_THE PROBLEM_
Filter the entries and keep only the lines where the string "引用不存在文件和文件夹在" appears.

_Extracted records_

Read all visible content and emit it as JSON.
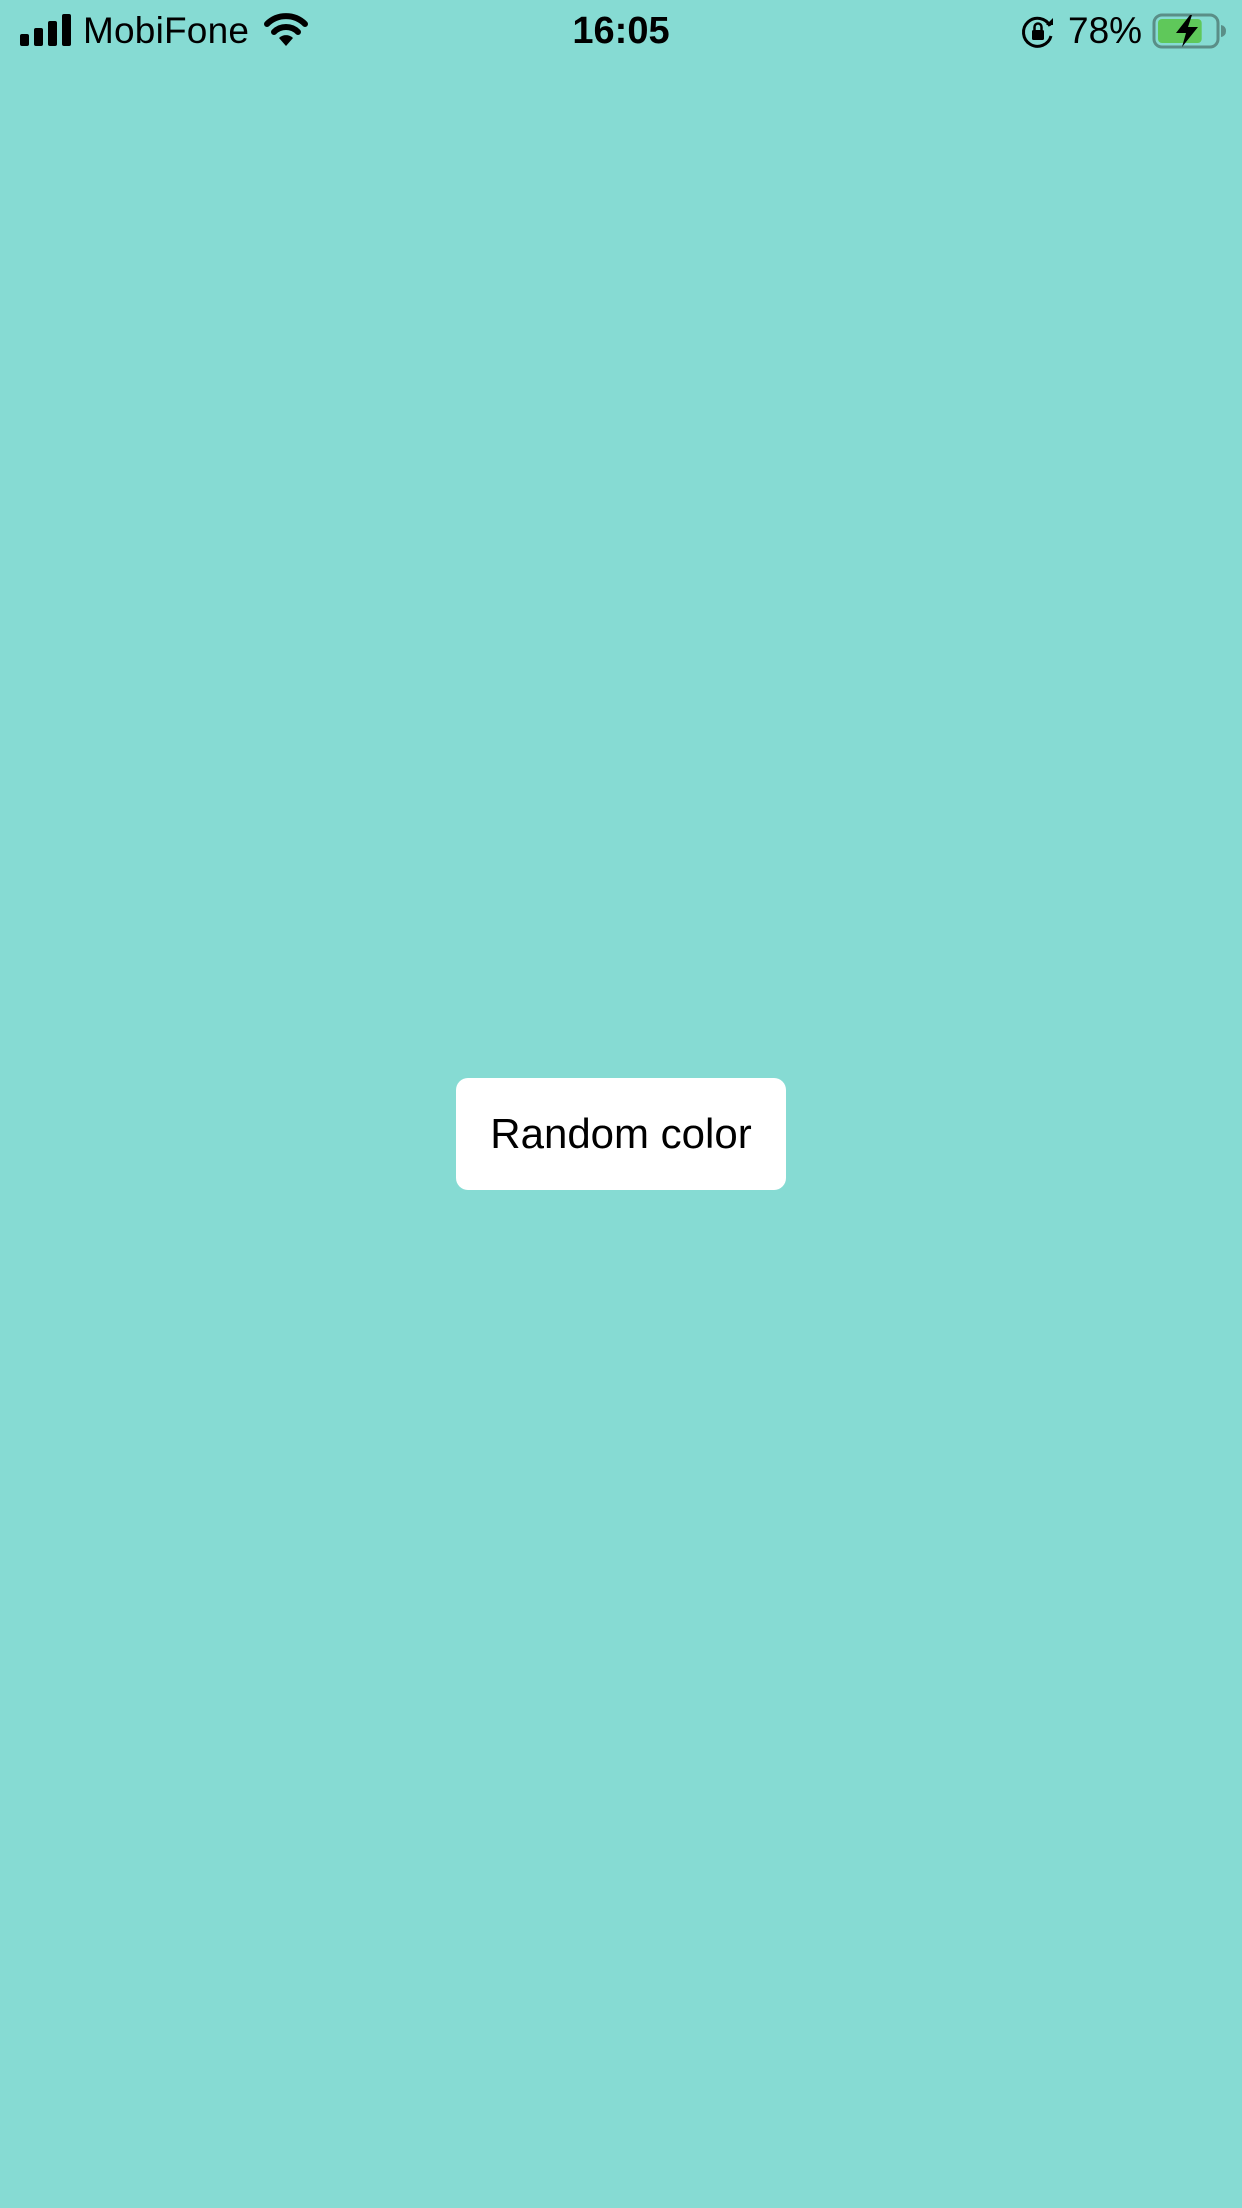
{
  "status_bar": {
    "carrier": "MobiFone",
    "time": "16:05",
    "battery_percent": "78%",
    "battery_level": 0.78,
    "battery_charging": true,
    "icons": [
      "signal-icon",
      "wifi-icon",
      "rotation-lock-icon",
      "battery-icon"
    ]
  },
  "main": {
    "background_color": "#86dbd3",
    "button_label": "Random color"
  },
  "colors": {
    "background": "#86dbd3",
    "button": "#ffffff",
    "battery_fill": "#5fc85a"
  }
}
...
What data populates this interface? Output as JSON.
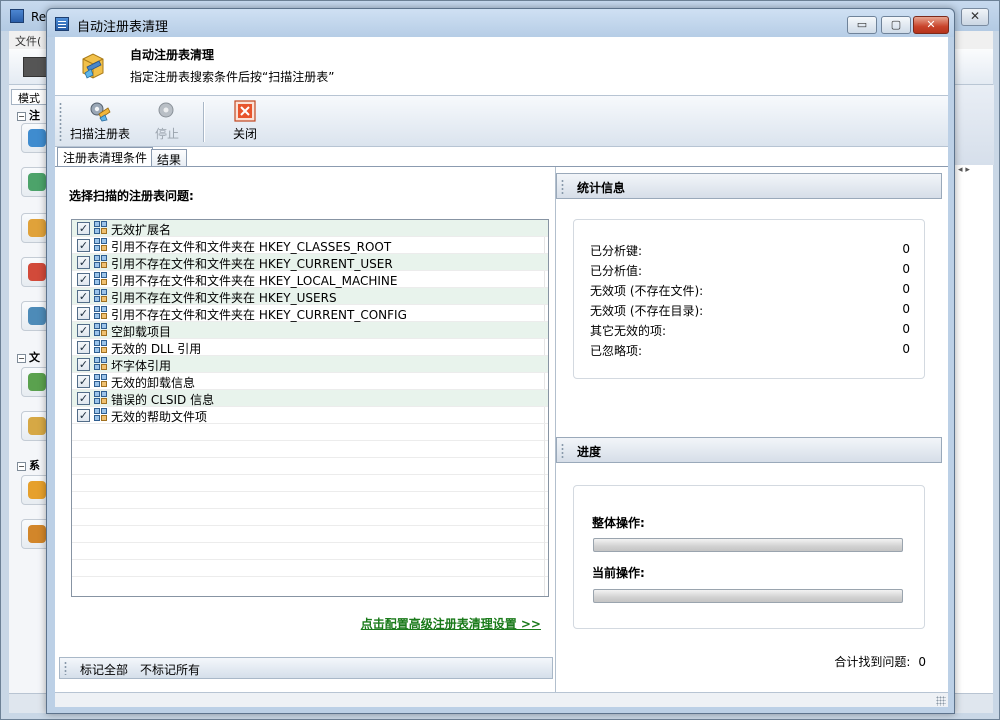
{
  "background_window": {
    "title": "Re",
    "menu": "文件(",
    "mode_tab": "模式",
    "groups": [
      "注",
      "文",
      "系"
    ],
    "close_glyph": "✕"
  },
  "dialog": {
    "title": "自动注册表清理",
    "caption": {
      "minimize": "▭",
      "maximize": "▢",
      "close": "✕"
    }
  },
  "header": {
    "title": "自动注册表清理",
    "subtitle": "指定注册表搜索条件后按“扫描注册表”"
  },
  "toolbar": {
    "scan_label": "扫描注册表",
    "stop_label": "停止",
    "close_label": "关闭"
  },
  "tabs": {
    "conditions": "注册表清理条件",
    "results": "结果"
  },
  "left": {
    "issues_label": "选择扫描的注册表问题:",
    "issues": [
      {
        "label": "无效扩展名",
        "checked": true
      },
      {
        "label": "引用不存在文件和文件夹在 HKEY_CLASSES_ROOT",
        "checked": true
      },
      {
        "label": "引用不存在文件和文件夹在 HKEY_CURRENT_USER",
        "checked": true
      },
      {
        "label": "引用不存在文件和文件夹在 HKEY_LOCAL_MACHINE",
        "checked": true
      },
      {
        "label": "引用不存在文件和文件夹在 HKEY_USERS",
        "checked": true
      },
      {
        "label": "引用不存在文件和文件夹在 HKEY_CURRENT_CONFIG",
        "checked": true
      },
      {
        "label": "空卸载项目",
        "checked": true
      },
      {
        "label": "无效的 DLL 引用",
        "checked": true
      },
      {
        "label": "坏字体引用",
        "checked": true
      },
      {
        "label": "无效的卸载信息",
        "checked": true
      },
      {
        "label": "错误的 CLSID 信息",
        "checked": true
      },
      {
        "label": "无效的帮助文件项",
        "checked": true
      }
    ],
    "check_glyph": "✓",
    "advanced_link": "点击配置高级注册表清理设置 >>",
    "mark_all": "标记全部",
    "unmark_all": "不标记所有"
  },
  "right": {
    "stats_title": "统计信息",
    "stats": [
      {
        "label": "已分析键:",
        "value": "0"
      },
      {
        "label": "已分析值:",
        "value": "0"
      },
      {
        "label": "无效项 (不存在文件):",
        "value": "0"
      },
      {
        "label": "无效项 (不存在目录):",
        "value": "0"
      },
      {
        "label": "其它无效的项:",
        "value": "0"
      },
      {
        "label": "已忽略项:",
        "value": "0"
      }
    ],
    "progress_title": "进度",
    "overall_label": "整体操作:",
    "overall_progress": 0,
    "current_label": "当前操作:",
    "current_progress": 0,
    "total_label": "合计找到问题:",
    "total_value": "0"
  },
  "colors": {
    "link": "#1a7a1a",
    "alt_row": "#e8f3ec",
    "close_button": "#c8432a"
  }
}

_FULL SOLUTION_
        "label": "引用不存在文件和文件夹在 HKEY_CLASSES_ROOT",
        "label": "引用不存在文件和文件夹在 HKEY_CURRENT_USER",
        "label": "引用不存在文件和文件夹在 HKEY_LOCAL_MACHINE",
        "label": "引用不存在文件和文件夹在 HKEY_USERS",
        "label": "引用不存在文件和文件夹在 HKEY_CURRENT_CONFIG",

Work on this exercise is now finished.